SET EXERCISE:
Give the entries back exactly, dropping each image.

MATERIAL:
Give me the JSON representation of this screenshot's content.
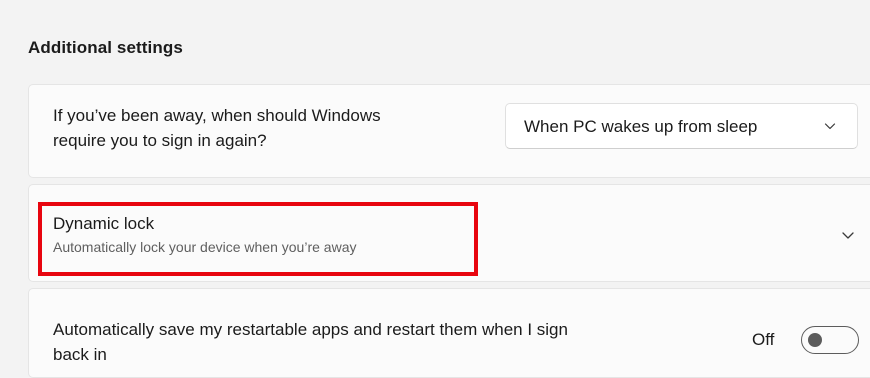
{
  "additional_settings": {
    "heading": "Additional settings"
  },
  "signin_required": {
    "description_line1": "If you’ve been away, when should Windows",
    "description_line2": "require you to sign in again?",
    "dropdown_value": "When PC wakes up from sleep",
    "dropdown_icon": "chevron-down-icon"
  },
  "dynamic_lock": {
    "title": "Dynamic lock",
    "subtitle": "Automatically lock your device when you’re away",
    "expand_icon": "chevron-down-icon",
    "highlight_color": "#e8050f"
  },
  "restart_apps": {
    "description_line1": "Automatically save my restartable apps and restart them when I sign",
    "description_line2": "back in",
    "toggle_state_label": "Off",
    "toggle_on": false
  }
}
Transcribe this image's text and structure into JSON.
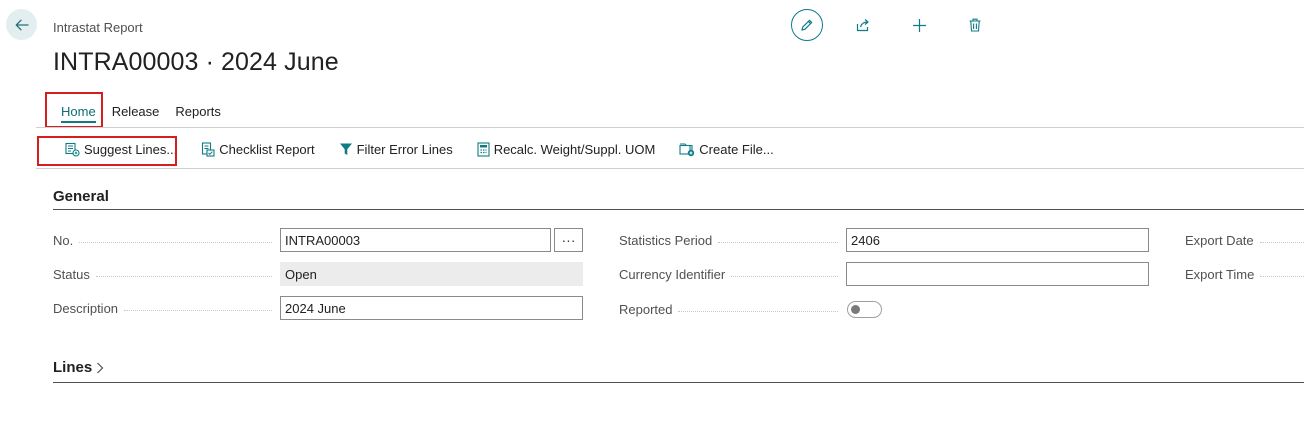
{
  "header": {
    "breadcrumb": "Intrastat Report",
    "title": "INTRA00003 · 2024 June"
  },
  "tabs": [
    {
      "label": "Home",
      "active": true
    },
    {
      "label": "Release"
    },
    {
      "label": "Reports"
    }
  ],
  "actions": [
    {
      "label": "Suggest Lines...",
      "icon": "suggest-lines-icon"
    },
    {
      "label": "Checklist Report",
      "icon": "checklist-icon"
    },
    {
      "label": "Filter Error Lines",
      "icon": "filter-icon"
    },
    {
      "label": "Recalc. Weight/Suppl. UOM",
      "icon": "recalc-icon"
    },
    {
      "label": "Create File...",
      "icon": "create-file-icon"
    }
  ],
  "general": {
    "title": "General",
    "no_label": "No.",
    "no_value": "INTRA00003",
    "more_label": "···",
    "status_label": "Status",
    "status_value": "Open",
    "description_label": "Description",
    "description_value": "2024 June",
    "statistics_period_label": "Statistics Period",
    "statistics_period_value": "2406",
    "currency_identifier_label": "Currency Identifier",
    "currency_identifier_value": "",
    "reported_label": "Reported",
    "reported_value": false,
    "export_date_label": "Export Date",
    "export_time_label": "Export Time"
  },
  "lines": {
    "title": "Lines"
  },
  "colors": {
    "accent": "#0f7b86",
    "highlight": "#d51f1f"
  }
}
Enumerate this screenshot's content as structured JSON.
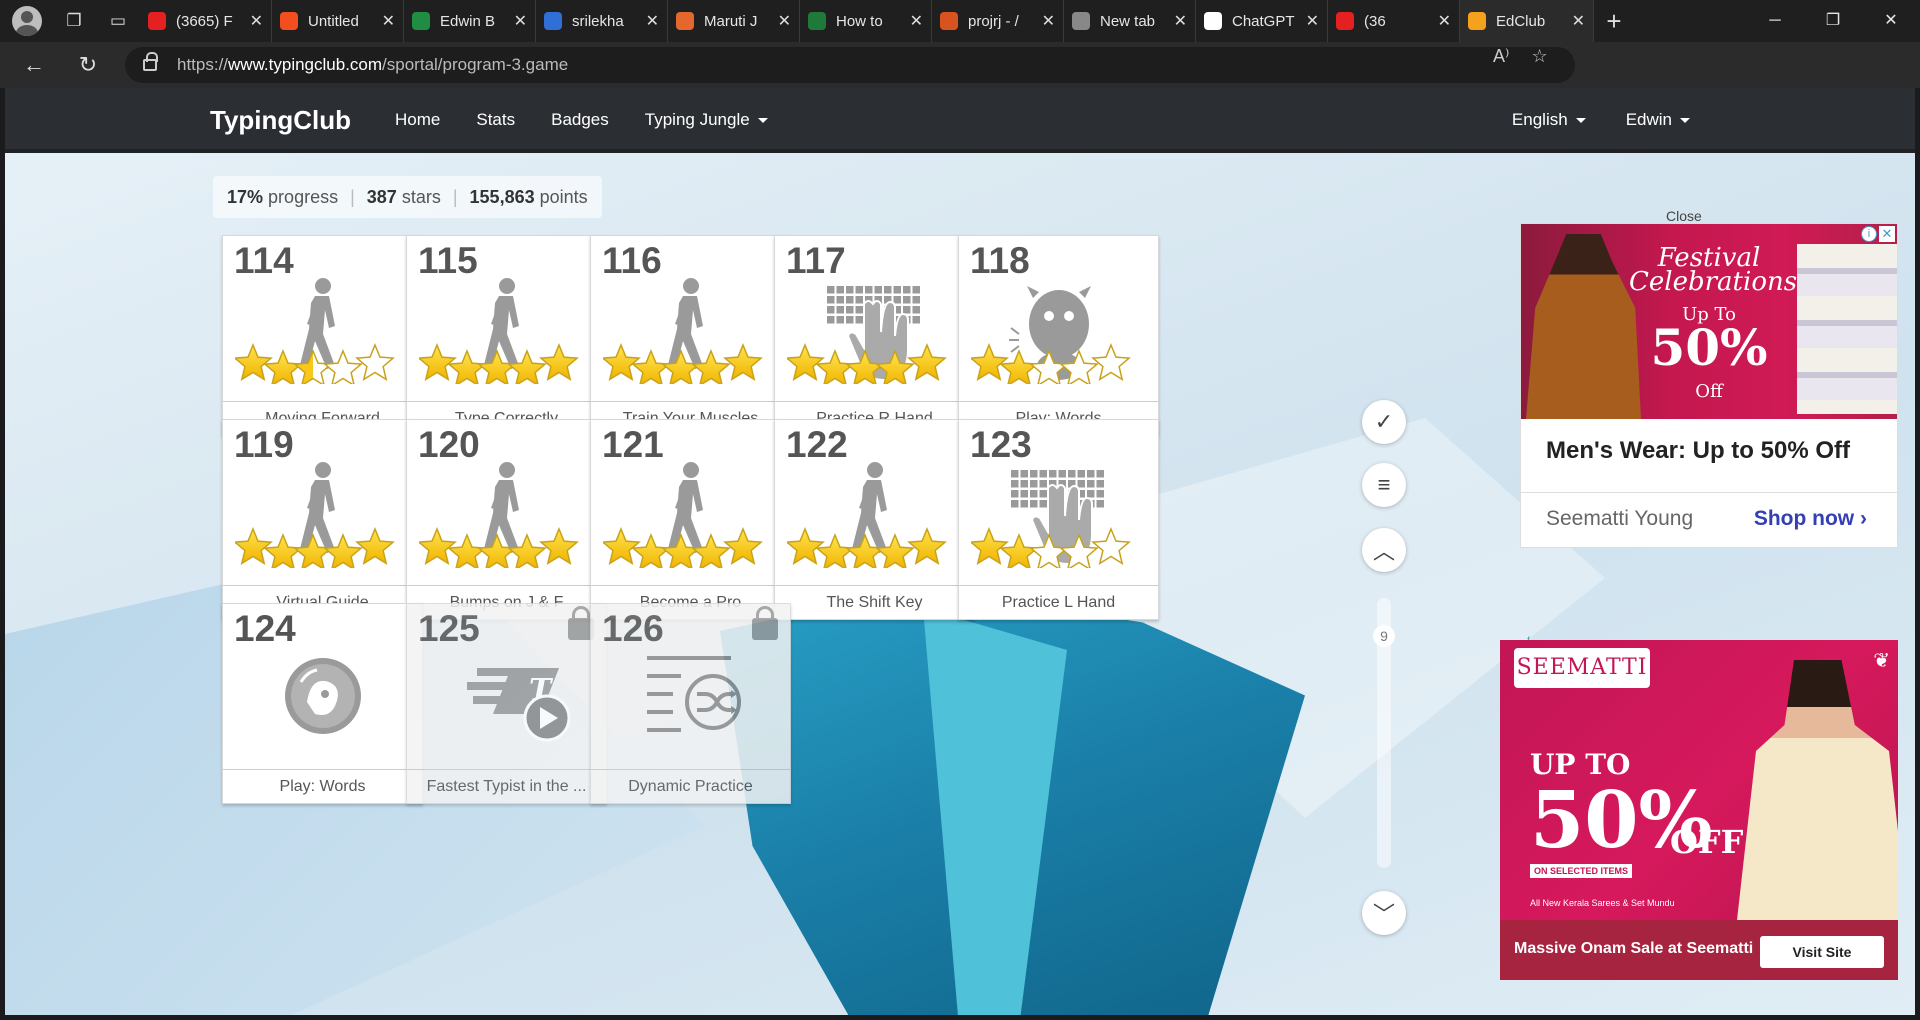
{
  "browser": {
    "tabs": [
      {
        "title": "(3665) F",
        "color": "#e52020"
      },
      {
        "title": "Untitled",
        "color": "#f24e1e"
      },
      {
        "title": "Edwin B",
        "color": "#1f8d43"
      },
      {
        "title": "srilekha",
        "color": "#2f6fd6"
      },
      {
        "title": "Maruti J",
        "color": "#e4672e"
      },
      {
        "title": "How to",
        "color": "#1f7a3a"
      },
      {
        "title": "projrj - /",
        "color": "#d9531e"
      },
      {
        "title": "New tab",
        "color": "#888888"
      },
      {
        "title": "ChatGPT",
        "color": "#ffffff"
      },
      {
        "title": "(36",
        "color": "#e52020"
      },
      {
        "title": "EdClub",
        "color": "#f4a21c"
      }
    ],
    "url_prefix": "https://",
    "url_host": "www.typingclub.com",
    "url_path": "/sportal/program-3.game"
  },
  "site": {
    "brand": "TypingClub",
    "nav": [
      "Home",
      "Stats",
      "Badges",
      "Typing Jungle"
    ],
    "language": "English",
    "user": "Edwin"
  },
  "progress": {
    "percent": "17%",
    "percent_label": "progress",
    "stars": "387",
    "stars_label": "stars",
    "points": "155,863",
    "points_label": "points"
  },
  "lessons": [
    {
      "num": "114",
      "label": "Moving Forward",
      "icon": "walker-icon",
      "stars": 2.5,
      "locked": false
    },
    {
      "num": "115",
      "label": "Type Correctly",
      "icon": "walker-icon",
      "stars": 5,
      "locked": false
    },
    {
      "num": "116",
      "label": "Train Your Muscles",
      "icon": "walker-icon",
      "stars": 5,
      "locked": false
    },
    {
      "num": "117",
      "label": "Practice R Hand",
      "icon": "hand-keyboard-icon",
      "stars": 5,
      "locked": false
    },
    {
      "num": "118",
      "label": "Play: Words",
      "icon": "monster-icon",
      "stars": 2,
      "locked": false
    },
    {
      "num": "119",
      "label": "Virtual Guide",
      "icon": "walker-icon",
      "stars": 5,
      "locked": false
    },
    {
      "num": "120",
      "label": "Bumps on J & F",
      "icon": "walker-icon",
      "stars": 5,
      "locked": false
    },
    {
      "num": "121",
      "label": "Become a Pro",
      "icon": "walker-icon",
      "stars": 5,
      "locked": false
    },
    {
      "num": "122",
      "label": "The Shift Key",
      "icon": "walker-icon",
      "stars": 5,
      "locked": false
    },
    {
      "num": "123",
      "label": "Practice L Hand",
      "icon": "hand-keyboard-icon",
      "stars": 2,
      "locked": false
    },
    {
      "num": "124",
      "label": "Play: Words",
      "icon": "bubble-game-icon",
      "stars": 0,
      "locked": false
    },
    {
      "num": "125",
      "label": "Fastest Typist in the ...",
      "icon": "speed-video-icon",
      "stars": 0,
      "locked": true
    },
    {
      "num": "126",
      "label": "Dynamic Practice",
      "icon": "shuffle-list-icon",
      "stars": 0,
      "locked": true
    }
  ],
  "side": {
    "page_number": "9"
  },
  "ad1": {
    "close": "Close",
    "festival_line1": "Festival",
    "festival_line2": "Celebrations",
    "upto": "Up To",
    "percent": "50%",
    "off": "Off",
    "headline": "Men's Wear: Up to 50% Off",
    "subline": "Seematti Young",
    "cta": "Shop now"
  },
  "ad2": {
    "logo": "SEEMATTI",
    "upto": "UP TO",
    "percent": "50%",
    "off": "OFF",
    "tag": "ON SELECTED ITEMS",
    "small": "All New Kerala Sarees & Set Mundu",
    "bar_text": "Massive Onam Sale at Seematti",
    "visit": "Visit Site"
  }
}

OUTPUT:
Give me the JSON representation of this screenshot's content.
{
  "additional_settings": {
    "heading": "Additional settings"
  },
  "signin_required": {
    "description_line1": "If you’ve been away, when should Windows",
    "description_line2": "require you to sign in again?",
    "dropdown_value": "When PC wakes up from sleep",
    "dropdown_icon": "chevron-down-icon"
  },
  "dynamic_lock": {
    "title": "Dynamic lock",
    "subtitle": "Automatically lock your device when you’re away",
    "expand_icon": "chevron-down-icon",
    "highlight_color": "#e8050f"
  },
  "restart_apps": {
    "description_line1": "Automatically save my restartable apps and restart them when I sign",
    "description_line2": "back in",
    "toggle_state_label": "Off",
    "toggle_on": false
  }
}
Transcribe this image's text and structure into JSON.
{
  "header": {
    "breadcrumb": "Intrastat Report",
    "title": "INTRA00003 · 2024 June"
  },
  "tabs": [
    {
      "label": "Home",
      "active": true
    },
    {
      "label": "Release"
    },
    {
      "label": "Reports"
    }
  ],
  "actions": [
    {
      "label": "Suggest Lines...",
      "icon": "suggest-lines-icon"
    },
    {
      "label": "Checklist Report",
      "icon": "checklist-icon"
    },
    {
      "label": "Filter Error Lines",
      "icon": "filter-icon"
    },
    {
      "label": "Recalc. Weight/Suppl. UOM",
      "icon": "recalc-icon"
    },
    {
      "label": "Create File...",
      "icon": "create-file-icon"
    }
  ],
  "general": {
    "title": "General",
    "no_label": "No.",
    "no_value": "INTRA00003",
    "more_label": "···",
    "status_label": "Status",
    "status_value": "Open",
    "description_label": "Description",
    "description_value": "2024 June",
    "statistics_period_label": "Statistics Period",
    "statistics_period_value": "2406",
    "currency_identifier_label": "Currency Identifier",
    "currency_identifier_value": "",
    "reported_label": "Reported",
    "reported_value": false,
    "export_date_label": "Export Date",
    "export_time_label": "Export Time"
  },
  "lines": {
    "title": "Lines"
  },
  "colors": {
    "accent": "#0f7b86",
    "highlight": "#d51f1f"
  }
}
Enumerate this screenshot's content as structured JSON.
{
  "browser": {
    "tabs": [
      {
        "title": "(3665) F",
        "color": "#e52020"
      },
      {
        "title": "Untitled",
        "color": "#f24e1e"
      },
      {
        "title": "Edwin B",
        "color": "#1f8d43"
      },
      {
        "title": "srilekha",
        "color": "#2f6fd6"
      },
      {
        "title": "Maruti J",
        "color": "#e4672e"
      },
      {
        "title": "How to",
        "color": "#1f7a3a"
      },
      {
        "title": "projrj - /",
        "color": "#d9531e"
      },
      {
        "title": "New tab",
        "color": "#888888"
      },
      {
        "title": "ChatGPT",
        "color": "#ffffff"
      },
      {
        "title": "(36",
        "color": "#e52020"
      },
      {
        "title": "EdClub",
        "color": "#f4a21c"
      }
    ],
    "url_prefix": "https://",
    "url_host": "www.typingclub.com",
    "url_path": "/sportal/program-3.game"
  },
  "site": {
    "brand": "TypingClub",
    "nav": [
      "Home",
      "Stats",
      "Badges",
      "Typing Jungle"
    ],
    "language": "English",
    "user": "Edwin"
  },
  "progress": {
    "percent": "17%",
    "percent_label": "progress",
    "stars": "387",
    "stars_label": "stars",
    "points": "155,863",
    "points_label": "points"
  },
  "lessons": [
    {
      "num": "114",
      "label": "Moving Forward",
      "icon": "walker-icon",
      "stars": 2.5,
      "locked": false
    },
    {
      "num": "115",
      "label": "Type Correctly",
      "icon": "walker-icon",
      "stars": 5,
      "locked": false
    },
    {
      "num": "116",
      "label": "Train Your Muscles",
      "icon": "walker-icon",
      "stars": 5,
      "locked": false
    },
    {
      "num": "117",
      "label": "Practice R Hand",
      "icon": "hand-keyboard-icon",
      "stars": 5,
      "locked": false
    },
    {
      "num": "118",
      "label": "Play: Words",
      "icon": "monster-icon",
      "stars": 2,
      "locked": false
    },
    {
      "num": "119",
      "label": "Virtual Guide",
      "icon": "walker-icon",
      "stars": 5,
      "locked": false
    },
    {
      "num": "120",
      "label": "Bumps on J & F",
      "icon": "walker-icon",
      "stars": 5,
      "locked": false
    },
    {
      "num": "121",
      "label": "Become a Pro",
      "icon": "walker-icon",
      "stars": 5,
      "locked": false
    },
    {
      "num": "122",
      "label": "The Shift Key",
      "icon": "walker-icon",
      "stars": 5,
      "locked": false
    },
    {
      "num": "123",
      "label": "Practice L Hand",
      "icon": "hand-keyboard-icon",
      "stars": 2,
      "locked": false
    },
    {
      "num": "124",
      "label": "Play: Words",
      "icon": "bubble-game-icon",
      "stars": 0,
      "locked": false
    },
    {
      "num": "125",
      "label": "Fastest Typist in the ...",
      "icon": "speed-video-icon",
      "stars": 0,
      "locked": true
    },
    {
      "num": "126",
      "label": "Dynamic Practice",
      "icon": "shuffle-list-icon",
      "stars": 0,
      "locked": true
    }
  ],
  "side": {
    "page_number": "9"
  },
  "ad1": {
    "close": "Close",
    "festival_line1": "Festival",
    "festival_line2": "Celebrations",
    "upto": "Up To",
    "percent": "50%",
    "off": "Off",
    "headline": "Men's Wear: Up to 50% Off",
    "subline": "Seematti Young",
    "cta": "Shop now"
  },
  "ad2": {
    "logo": "SEEMATTI",
    "upto": "UP TO",
    "percent": "50%",
    "off": "OFF",
    "tag": "ON SELECTED ITEMS",
    "small": "All New Kerala Sarees & Set Mundu",
    "bar_text": "Massive Onam Sale at Seematti",
    "visit": "Visit Site"
  }
}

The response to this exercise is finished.